Transcribe all the records with complete accuracy.
╭─ SUPPLIED RECORDS
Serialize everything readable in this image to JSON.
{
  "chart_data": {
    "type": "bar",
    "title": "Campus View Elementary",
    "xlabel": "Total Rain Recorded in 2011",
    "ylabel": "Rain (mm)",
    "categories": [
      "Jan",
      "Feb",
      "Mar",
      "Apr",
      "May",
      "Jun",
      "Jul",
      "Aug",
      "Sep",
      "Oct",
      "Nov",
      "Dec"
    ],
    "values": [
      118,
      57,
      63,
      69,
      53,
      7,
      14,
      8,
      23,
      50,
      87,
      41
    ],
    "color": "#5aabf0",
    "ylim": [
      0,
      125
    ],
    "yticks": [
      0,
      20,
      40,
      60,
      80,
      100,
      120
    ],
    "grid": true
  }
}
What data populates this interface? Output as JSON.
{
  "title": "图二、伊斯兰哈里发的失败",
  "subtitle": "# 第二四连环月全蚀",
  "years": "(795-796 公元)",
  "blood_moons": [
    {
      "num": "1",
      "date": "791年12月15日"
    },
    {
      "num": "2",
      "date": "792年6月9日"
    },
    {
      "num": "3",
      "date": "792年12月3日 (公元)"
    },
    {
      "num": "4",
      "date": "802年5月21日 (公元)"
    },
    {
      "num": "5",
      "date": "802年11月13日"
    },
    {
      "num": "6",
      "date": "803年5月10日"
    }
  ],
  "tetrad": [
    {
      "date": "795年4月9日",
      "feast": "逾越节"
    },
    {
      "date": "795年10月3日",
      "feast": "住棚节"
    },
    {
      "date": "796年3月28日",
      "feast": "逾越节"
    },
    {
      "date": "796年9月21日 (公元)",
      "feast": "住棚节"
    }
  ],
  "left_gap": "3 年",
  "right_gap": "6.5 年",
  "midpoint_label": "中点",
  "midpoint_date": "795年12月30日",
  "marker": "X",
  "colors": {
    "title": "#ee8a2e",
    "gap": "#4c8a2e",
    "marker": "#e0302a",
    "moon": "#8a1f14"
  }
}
╰─
EXERCISE ANSWER.
Serialize everything readable in this image to JSON.
{
  "chart_data": {
    "type": "bar",
    "title": "Campus View Elementary",
    "xlabel": "Total Rain Recorded in 2011",
    "ylabel": "Rain (mm)",
    "categories": [
      "Jan",
      "Feb",
      "Mar",
      "Apr",
      "May",
      "Jun",
      "Jul",
      "Aug",
      "Sep",
      "Oct",
      "Nov",
      "Dec"
    ],
    "values": [
      118,
      57,
      63,
      69,
      53,
      7,
      14,
      8,
      23,
      50,
      87,
      41
    ],
    "color": "#5aabf0",
    "ylim": [
      0,
      125
    ],
    "yticks": [
      0,
      20,
      40,
      60,
      80,
      100,
      120
    ],
    "grid": true
  }
}
What data populates this interface? Output as JSON.
{
  "title": "图二、伊斯兰哈里发的失败",
  "subtitle": "# 第二四连环月全蚀",
  "years": "(795-796 公元)",
  "blood_moons": [
    {
      "num": "1",
      "date": "791年12月15日"
    },
    {
      "num": "2",
      "date": "792年6月9日"
    },
    {
      "num": "3",
      "date": "792年12月3日 (公元)"
    },
    {
      "num": "4",
      "date": "802年5月21日 (公元)"
    },
    {
      "num": "5",
      "date": "802年11月13日"
    },
    {
      "num": "6",
      "date": "803年5月10日"
    }
  ],
  "tetrad": [
    {
      "date": "795年4月9日",
      "feast": "逾越节"
    },
    {
      "date": "795年10月3日",
      "feast": "住棚节"
    },
    {
      "date": "796年3月28日",
      "feast": "逾越节"
    },
    {
      "date": "796年9月21日 (公元)",
      "feast": "住棚节"
    }
  ],
  "left_gap": "3 年",
  "right_gap": "6.5 年",
  "midpoint_label": "中点",
  "midpoint_date": "795年12月30日",
  "marker": "X",
  "colors": {
    "title": "#ee8a2e",
    "gap": "#4c8a2e",
    "marker": "#e0302a",
    "moon": "#8a1f14"
  }
}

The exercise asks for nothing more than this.